# Goal of the exercise
Type out the material below exactly.

_____

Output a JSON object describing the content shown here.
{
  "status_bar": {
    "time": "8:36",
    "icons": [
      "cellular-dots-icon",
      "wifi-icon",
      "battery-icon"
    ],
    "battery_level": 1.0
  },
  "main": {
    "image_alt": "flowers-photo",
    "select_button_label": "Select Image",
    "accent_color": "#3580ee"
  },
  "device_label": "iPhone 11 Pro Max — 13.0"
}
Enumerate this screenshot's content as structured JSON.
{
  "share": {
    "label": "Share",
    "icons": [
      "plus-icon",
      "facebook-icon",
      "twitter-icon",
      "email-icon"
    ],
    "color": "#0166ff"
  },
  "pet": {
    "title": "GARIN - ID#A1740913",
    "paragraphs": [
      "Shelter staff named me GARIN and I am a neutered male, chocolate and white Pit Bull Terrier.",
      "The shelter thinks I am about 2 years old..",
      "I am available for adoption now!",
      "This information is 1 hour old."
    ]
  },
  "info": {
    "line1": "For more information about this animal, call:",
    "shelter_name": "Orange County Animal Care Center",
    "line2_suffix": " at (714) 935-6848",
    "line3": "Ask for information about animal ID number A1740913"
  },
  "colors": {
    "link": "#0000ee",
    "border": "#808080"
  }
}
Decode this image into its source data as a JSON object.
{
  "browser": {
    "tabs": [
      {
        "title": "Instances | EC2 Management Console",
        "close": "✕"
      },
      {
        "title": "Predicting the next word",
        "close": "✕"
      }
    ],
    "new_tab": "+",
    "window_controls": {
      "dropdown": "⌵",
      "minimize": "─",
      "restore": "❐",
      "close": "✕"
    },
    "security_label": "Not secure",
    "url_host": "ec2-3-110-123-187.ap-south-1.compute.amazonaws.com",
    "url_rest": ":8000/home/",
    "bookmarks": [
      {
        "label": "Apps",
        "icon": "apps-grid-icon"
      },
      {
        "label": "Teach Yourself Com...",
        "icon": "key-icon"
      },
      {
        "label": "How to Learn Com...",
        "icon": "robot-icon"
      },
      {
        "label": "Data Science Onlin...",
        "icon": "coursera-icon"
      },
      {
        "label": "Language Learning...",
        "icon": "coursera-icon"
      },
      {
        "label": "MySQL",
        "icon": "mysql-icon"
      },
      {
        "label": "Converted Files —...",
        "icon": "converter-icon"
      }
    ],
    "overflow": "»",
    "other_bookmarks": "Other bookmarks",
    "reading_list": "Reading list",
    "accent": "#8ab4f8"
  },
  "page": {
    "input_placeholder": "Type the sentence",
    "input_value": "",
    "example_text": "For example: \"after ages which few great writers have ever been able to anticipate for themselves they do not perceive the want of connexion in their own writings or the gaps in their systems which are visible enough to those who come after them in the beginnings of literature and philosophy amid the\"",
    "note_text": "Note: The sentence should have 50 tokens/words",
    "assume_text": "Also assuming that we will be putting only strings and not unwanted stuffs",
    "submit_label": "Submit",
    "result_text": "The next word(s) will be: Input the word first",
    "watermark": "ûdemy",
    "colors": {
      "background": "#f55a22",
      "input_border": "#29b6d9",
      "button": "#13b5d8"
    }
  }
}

_____

# Solution to this task
Output a JSON object describing the content shown here.
{
  "status_bar": {
    "time": "8:36",
    "icons": [
      "cellular-dots-icon",
      "wifi-icon",
      "battery-icon"
    ],
    "battery_level": 1.0
  },
  "main": {
    "image_alt": "flowers-photo",
    "select_button_label": "Select Image",
    "accent_color": "#3580ee"
  },
  "device_label": "iPhone 11 Pro Max — 13.0"
}
Enumerate this screenshot's content as structured JSON.
{
  "share": {
    "label": "Share",
    "icons": [
      "plus-icon",
      "facebook-icon",
      "twitter-icon",
      "email-icon"
    ],
    "color": "#0166ff"
  },
  "pet": {
    "title": "GARIN - ID#A1740913",
    "paragraphs": [
      "Shelter staff named me GARIN and I am a neutered male, chocolate and white Pit Bull Terrier.",
      "The shelter thinks I am about 2 years old..",
      "I am available for adoption now!",
      "This information is 1 hour old."
    ]
  },
  "info": {
    "line1": "For more information about this animal, call:",
    "shelter_name": "Orange County Animal Care Center",
    "line2_suffix": " at (714) 935-6848",
    "line3": "Ask for information about animal ID number A1740913"
  },
  "colors": {
    "link": "#0000ee",
    "border": "#808080"
  }
}
Decode this image into its source data as a JSON object.
{
  "browser": {
    "tabs": [
      {
        "title": "Instances | EC2 Management Console",
        "close": "✕"
      },
      {
        "title": "Predicting the next word",
        "close": "✕"
      }
    ],
    "new_tab": "+",
    "window_controls": {
      "dropdown": "⌵",
      "minimize": "─",
      "restore": "❐",
      "close": "✕"
    },
    "security_label": "Not secure",
    "url_host": "ec2-3-110-123-187.ap-south-1.compute.amazonaws.com",
    "url_rest": ":8000/home/",
    "bookmarks": [
      {
        "label": "Apps",
        "icon": "apps-grid-icon"
      },
      {
        "label": "Teach Yourself Com...",
        "icon": "key-icon"
      },
      {
        "label": "How to Learn Com...",
        "icon": "robot-icon"
      },
      {
        "label": "Data Science Onlin...",
        "icon": "coursera-icon"
      },
      {
        "label": "Language Learning...",
        "icon": "coursera-icon"
      },
      {
        "label": "MySQL",
        "icon": "mysql-icon"
      },
      {
        "label": "Converted Files —...",
        "icon": "converter-icon"
      }
    ],
    "overflow": "»",
    "other_bookmarks": "Other bookmarks",
    "reading_list": "Reading list",
    "accent": "#8ab4f8"
  },
  "page": {
    "input_placeholder": "Type the sentence",
    "input_value": "",
    "example_text": "For example: \"after ages which few great writers have ever been able to anticipate for themselves they do not perceive the want of connexion in their own writings or the gaps in their systems which are visible enough to those who come after them in the beginnings of literature and philosophy amid the\"",
    "note_text": "Note: The sentence should have 50 tokens/words",
    "assume_text": "Also assuming that we will be putting only strings and not unwanted stuffs",
    "submit_label": "Submit",
    "result_text": "The next word(s) will be: Input the word first",
    "watermark": "ûdemy",
    "colors": {
      "background": "#f55a22",
      "input_border": "#29b6d9",
      "button": "#13b5d8"
    }
  }
}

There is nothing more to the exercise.